- [TASK TO CARRY OUT] Rewrite the material from the line with "Localize 83 of" to the line with "x-tick-label: 1º EM Nº 14", changing "legend-label" to "legend entry" and keeping everything else the same. Return only those lines.

··· MATERIALS PROVIDED ···

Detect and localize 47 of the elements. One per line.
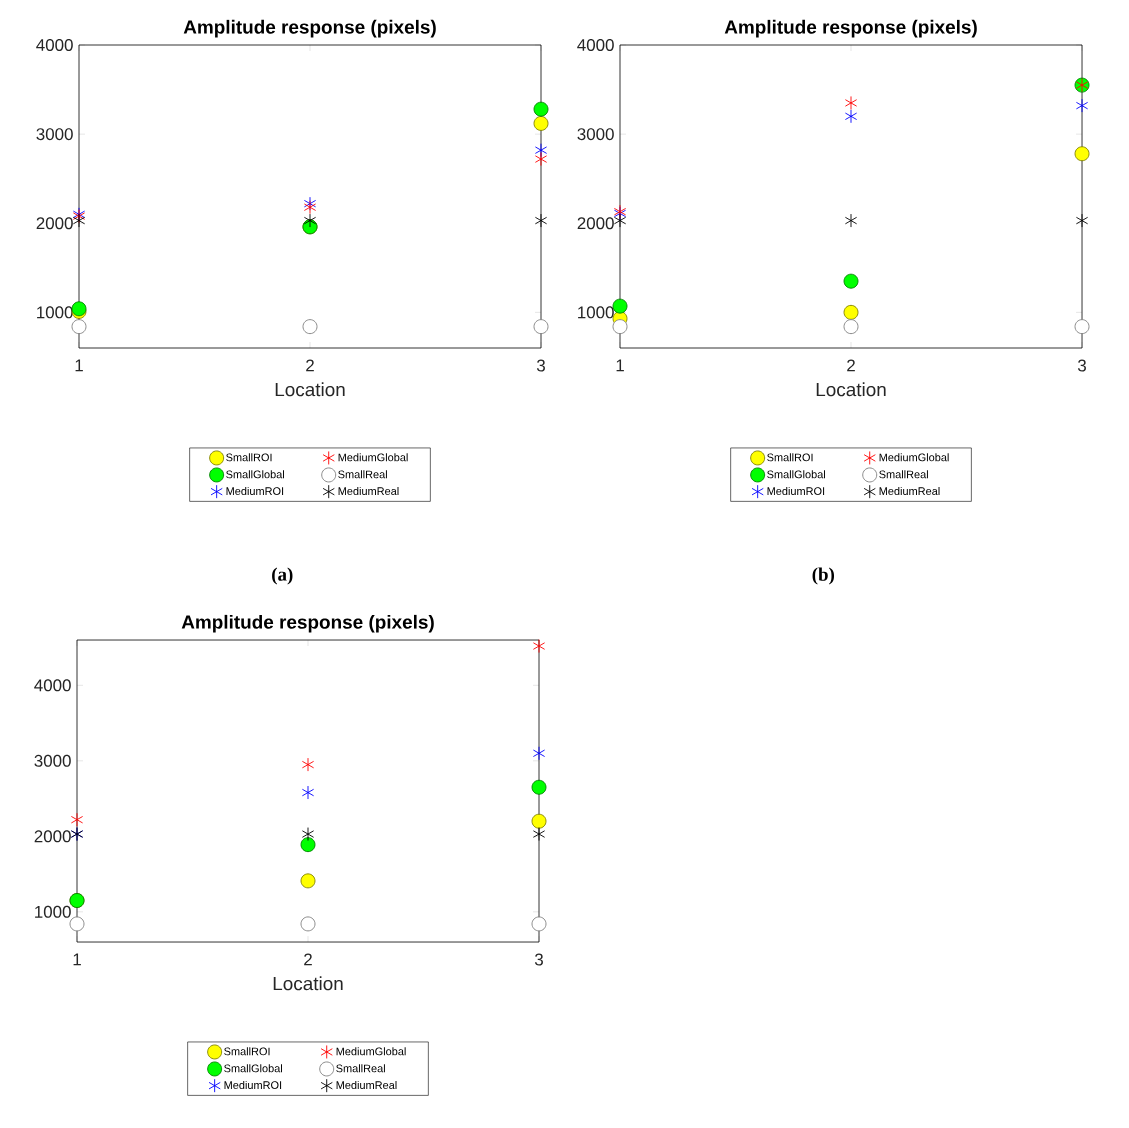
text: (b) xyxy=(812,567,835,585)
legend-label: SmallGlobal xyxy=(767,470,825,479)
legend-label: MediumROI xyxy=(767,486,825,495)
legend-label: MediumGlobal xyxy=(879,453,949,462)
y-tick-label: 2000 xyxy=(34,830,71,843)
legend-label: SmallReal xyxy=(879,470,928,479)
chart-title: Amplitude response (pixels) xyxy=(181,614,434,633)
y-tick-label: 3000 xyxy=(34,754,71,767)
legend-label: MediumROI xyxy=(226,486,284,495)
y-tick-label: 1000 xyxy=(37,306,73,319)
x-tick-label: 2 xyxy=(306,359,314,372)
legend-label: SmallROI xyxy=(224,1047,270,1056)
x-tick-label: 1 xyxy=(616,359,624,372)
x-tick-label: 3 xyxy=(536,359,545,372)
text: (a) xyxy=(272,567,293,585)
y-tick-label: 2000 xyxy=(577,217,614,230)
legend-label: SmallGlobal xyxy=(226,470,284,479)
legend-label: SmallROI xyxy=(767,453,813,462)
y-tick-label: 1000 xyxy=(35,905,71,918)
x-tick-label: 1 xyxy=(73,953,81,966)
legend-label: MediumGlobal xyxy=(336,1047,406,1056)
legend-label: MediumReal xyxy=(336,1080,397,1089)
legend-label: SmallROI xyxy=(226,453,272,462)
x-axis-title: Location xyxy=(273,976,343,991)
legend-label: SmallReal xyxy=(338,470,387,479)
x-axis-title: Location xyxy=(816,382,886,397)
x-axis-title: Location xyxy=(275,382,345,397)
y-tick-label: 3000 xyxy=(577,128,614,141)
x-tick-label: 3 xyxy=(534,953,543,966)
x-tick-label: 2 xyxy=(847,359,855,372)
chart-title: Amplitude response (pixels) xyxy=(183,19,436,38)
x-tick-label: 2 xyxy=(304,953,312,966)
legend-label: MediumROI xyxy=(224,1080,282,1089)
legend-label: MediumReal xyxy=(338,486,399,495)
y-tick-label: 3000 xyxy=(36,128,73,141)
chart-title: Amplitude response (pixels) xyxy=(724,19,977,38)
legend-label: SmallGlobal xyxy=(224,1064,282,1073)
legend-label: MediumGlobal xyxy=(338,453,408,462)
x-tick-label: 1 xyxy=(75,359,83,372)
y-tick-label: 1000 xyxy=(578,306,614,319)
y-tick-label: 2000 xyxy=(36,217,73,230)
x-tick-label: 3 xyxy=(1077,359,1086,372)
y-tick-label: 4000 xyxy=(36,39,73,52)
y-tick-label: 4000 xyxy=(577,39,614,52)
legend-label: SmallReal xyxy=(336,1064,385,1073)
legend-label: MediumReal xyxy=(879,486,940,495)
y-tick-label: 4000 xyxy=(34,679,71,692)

···
··· MATERIALS PROVIDED ···

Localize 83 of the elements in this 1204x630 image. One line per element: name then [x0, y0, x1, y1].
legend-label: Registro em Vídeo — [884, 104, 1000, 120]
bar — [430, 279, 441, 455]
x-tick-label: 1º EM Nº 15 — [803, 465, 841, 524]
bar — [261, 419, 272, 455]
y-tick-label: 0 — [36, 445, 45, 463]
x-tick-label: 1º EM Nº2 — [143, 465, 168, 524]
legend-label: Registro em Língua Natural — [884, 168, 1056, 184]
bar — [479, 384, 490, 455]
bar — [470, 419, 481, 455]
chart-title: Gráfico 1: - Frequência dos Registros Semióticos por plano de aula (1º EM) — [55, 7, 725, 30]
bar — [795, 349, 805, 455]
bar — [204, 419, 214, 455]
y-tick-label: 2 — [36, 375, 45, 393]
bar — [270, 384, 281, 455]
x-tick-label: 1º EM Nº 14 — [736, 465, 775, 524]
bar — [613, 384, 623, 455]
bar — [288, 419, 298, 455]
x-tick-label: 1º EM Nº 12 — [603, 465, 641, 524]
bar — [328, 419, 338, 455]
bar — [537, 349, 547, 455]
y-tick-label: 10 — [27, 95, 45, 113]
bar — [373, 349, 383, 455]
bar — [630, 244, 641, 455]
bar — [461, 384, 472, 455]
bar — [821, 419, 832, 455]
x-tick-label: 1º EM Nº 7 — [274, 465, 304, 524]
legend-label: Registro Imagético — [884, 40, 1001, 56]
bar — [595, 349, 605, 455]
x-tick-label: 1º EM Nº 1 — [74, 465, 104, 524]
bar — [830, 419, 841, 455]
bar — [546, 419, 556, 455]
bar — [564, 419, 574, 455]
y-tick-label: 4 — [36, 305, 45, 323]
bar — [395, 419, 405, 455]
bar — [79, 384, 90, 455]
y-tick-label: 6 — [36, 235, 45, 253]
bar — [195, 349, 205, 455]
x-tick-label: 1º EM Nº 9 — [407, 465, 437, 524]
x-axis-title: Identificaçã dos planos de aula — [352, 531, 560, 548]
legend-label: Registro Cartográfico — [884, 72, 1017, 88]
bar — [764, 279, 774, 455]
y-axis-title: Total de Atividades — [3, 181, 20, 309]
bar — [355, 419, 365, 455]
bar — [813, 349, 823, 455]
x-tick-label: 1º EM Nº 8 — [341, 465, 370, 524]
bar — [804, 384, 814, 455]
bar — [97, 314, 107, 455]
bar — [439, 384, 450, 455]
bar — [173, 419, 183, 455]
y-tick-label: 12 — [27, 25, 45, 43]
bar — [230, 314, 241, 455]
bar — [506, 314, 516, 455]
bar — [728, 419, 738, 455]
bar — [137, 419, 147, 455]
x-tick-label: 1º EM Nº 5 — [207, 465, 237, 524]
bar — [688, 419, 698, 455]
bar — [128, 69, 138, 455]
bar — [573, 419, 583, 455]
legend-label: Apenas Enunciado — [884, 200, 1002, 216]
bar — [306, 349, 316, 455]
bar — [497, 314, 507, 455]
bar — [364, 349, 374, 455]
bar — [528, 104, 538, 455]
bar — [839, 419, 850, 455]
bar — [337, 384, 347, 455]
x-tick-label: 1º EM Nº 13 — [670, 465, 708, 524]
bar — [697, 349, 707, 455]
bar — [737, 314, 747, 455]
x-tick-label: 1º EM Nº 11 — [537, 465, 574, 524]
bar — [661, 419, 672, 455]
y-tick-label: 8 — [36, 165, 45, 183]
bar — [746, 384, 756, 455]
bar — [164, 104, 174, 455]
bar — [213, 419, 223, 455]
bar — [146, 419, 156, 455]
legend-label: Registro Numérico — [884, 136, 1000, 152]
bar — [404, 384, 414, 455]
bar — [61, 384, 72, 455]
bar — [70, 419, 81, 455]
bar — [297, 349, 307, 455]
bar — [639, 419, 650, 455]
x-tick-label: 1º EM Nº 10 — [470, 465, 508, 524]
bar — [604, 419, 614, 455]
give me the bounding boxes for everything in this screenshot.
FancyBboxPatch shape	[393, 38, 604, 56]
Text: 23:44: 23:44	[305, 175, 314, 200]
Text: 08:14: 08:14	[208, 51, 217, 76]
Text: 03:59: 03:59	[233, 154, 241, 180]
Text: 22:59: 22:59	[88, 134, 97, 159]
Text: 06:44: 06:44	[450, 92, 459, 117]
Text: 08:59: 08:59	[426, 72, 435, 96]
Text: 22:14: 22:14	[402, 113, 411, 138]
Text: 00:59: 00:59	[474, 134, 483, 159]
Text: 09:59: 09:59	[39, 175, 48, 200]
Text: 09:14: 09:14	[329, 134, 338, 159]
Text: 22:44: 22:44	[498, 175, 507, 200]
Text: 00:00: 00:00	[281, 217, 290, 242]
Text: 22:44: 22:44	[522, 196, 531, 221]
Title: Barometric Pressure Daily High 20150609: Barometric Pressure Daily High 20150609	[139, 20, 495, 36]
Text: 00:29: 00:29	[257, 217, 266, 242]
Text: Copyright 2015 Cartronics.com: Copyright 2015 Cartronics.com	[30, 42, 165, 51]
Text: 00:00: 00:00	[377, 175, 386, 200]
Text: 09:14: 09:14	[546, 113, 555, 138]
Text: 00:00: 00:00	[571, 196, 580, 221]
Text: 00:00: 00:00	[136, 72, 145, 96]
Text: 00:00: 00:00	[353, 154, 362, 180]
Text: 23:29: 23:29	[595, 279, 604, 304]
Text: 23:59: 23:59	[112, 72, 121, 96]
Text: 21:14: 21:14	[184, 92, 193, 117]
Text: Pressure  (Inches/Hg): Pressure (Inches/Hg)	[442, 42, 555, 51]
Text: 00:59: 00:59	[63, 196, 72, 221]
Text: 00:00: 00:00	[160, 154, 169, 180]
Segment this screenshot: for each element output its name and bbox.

···

- [RESULT FOR THIS EXERCISE]
Localize 83 of the elements in this 1204x630 image. One line per element: name then [x0, y0, x1, y1].
legend entry: Registro em Vídeo — [884, 104, 1000, 120]
bar — [430, 279, 441, 455]
x-tick-label: 1º EM Nº 15 — [803, 465, 841, 524]
bar — [261, 419, 272, 455]
y-tick-label: 0 — [36, 445, 45, 463]
x-tick-label: 1º EM Nº2 — [143, 465, 168, 524]
legend entry: Registro em Língua Natural — [884, 168, 1056, 184]
bar — [479, 384, 490, 455]
bar — [470, 419, 481, 455]
chart-title: Gráfico 1: - Frequência dos Registros Semióticos por plano de aula (1º EM) — [55, 7, 725, 30]
bar — [795, 349, 805, 455]
bar — [204, 419, 214, 455]
y-tick-label: 2 — [36, 375, 45, 393]
bar — [270, 384, 281, 455]
x-tick-label: 1º EM Nº 14 — [736, 465, 775, 524]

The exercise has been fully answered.